Lift out all lines below that contain "город".

Information shown >>
-=-=-

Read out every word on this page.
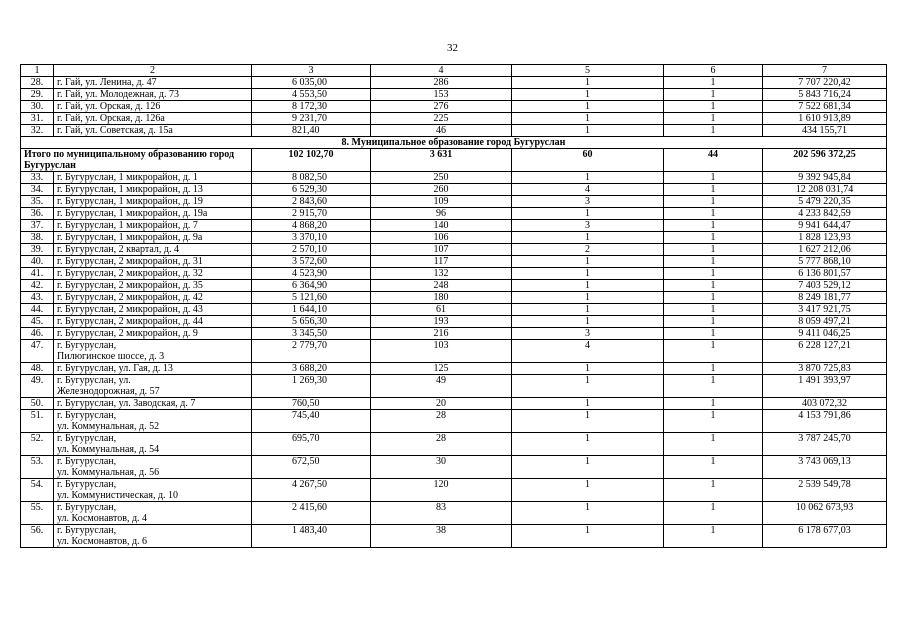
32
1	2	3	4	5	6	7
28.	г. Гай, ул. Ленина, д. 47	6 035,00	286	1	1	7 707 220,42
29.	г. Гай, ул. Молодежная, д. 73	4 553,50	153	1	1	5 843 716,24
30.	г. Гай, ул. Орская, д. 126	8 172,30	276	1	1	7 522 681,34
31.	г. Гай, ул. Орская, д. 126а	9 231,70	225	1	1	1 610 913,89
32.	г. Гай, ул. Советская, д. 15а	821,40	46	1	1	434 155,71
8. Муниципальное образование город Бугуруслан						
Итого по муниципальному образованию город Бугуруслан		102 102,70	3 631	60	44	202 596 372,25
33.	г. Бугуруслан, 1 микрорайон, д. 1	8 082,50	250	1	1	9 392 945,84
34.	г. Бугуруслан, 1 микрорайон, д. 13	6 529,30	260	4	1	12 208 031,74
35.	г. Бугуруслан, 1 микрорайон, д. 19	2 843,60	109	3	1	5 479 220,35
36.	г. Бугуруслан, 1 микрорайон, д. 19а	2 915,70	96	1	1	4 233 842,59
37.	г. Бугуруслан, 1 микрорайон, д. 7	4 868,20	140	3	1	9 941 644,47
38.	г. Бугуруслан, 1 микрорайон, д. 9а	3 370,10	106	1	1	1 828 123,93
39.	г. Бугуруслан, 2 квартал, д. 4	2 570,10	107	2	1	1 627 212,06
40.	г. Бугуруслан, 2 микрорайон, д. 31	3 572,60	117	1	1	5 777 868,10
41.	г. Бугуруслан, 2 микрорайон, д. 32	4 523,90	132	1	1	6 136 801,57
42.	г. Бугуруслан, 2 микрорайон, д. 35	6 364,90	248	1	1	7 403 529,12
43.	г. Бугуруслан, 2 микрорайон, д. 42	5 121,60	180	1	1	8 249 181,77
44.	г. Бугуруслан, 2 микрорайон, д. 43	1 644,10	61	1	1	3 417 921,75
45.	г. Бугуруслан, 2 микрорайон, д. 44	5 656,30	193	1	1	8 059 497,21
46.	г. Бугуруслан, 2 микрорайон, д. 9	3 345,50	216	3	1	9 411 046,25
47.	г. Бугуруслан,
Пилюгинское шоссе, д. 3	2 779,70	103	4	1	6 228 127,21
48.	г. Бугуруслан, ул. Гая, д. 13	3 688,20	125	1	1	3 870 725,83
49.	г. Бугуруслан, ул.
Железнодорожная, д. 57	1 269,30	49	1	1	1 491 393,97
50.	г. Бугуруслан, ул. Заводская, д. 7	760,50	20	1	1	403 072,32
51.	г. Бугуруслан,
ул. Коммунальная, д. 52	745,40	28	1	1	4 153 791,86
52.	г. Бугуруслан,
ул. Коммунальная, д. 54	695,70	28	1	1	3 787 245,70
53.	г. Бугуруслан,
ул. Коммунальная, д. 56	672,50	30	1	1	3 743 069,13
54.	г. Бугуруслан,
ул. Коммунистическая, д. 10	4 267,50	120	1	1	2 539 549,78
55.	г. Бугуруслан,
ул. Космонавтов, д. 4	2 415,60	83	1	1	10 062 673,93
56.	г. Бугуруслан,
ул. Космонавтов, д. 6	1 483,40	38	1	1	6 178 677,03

-=-=-

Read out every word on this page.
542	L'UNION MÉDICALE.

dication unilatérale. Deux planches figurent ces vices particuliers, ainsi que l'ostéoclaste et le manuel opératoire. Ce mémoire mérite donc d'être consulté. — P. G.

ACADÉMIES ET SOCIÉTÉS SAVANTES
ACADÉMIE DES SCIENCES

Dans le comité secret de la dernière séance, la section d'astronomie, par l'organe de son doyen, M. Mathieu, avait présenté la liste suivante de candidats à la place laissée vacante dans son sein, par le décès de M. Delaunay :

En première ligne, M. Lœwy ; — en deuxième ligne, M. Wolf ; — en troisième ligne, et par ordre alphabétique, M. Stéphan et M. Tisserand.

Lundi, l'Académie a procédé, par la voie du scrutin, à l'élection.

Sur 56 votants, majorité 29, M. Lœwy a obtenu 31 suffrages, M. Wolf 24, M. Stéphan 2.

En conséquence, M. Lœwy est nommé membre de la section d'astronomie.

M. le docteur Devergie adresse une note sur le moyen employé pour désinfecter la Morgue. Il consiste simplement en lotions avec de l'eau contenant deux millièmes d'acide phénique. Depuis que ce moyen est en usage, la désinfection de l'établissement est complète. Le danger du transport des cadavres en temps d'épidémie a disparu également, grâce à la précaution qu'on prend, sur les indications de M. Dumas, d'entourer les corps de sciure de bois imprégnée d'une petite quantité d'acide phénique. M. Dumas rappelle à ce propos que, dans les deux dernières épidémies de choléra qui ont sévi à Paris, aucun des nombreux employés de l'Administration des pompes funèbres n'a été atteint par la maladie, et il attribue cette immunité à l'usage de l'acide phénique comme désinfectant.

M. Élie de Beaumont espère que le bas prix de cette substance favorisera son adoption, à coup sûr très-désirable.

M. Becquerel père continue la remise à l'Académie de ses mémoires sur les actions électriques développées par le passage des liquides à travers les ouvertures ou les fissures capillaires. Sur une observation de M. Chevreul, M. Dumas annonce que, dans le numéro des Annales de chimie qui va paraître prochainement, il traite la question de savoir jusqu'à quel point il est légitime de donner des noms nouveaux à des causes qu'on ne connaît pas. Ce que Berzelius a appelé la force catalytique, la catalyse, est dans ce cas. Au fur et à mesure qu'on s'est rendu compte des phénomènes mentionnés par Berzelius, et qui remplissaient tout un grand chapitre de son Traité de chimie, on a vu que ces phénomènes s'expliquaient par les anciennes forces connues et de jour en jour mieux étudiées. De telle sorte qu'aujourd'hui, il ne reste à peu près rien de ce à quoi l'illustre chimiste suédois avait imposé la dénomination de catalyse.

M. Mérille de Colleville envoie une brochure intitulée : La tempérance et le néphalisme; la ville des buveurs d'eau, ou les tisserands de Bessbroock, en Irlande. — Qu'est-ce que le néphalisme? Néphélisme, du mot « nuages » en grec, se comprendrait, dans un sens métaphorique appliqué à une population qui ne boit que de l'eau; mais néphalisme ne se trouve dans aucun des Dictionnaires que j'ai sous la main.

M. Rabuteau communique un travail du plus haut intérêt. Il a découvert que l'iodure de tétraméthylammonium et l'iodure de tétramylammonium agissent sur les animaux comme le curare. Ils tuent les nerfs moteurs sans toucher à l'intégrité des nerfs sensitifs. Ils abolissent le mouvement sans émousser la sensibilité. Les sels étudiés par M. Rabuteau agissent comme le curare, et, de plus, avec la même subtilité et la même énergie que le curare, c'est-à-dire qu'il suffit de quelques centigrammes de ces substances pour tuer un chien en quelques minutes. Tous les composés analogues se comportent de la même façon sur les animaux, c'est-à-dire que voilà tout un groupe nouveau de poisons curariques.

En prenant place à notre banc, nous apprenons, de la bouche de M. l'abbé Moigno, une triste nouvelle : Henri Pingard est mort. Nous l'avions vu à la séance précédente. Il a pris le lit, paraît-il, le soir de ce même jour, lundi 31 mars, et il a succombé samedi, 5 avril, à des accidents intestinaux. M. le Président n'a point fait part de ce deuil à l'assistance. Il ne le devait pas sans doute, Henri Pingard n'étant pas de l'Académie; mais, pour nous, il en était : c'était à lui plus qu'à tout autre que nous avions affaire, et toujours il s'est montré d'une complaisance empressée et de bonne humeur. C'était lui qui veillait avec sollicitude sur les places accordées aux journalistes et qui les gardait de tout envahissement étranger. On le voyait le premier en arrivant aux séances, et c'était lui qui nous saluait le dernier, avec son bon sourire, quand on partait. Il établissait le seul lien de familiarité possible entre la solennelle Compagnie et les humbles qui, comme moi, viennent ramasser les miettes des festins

-=-=-

Response to the exercise >>
8. Муниципальное образование город Бугуруслан						
Итого по муниципальному образованию город Бугуруслан		102 102,70	3 631	60	44	202 596 372,25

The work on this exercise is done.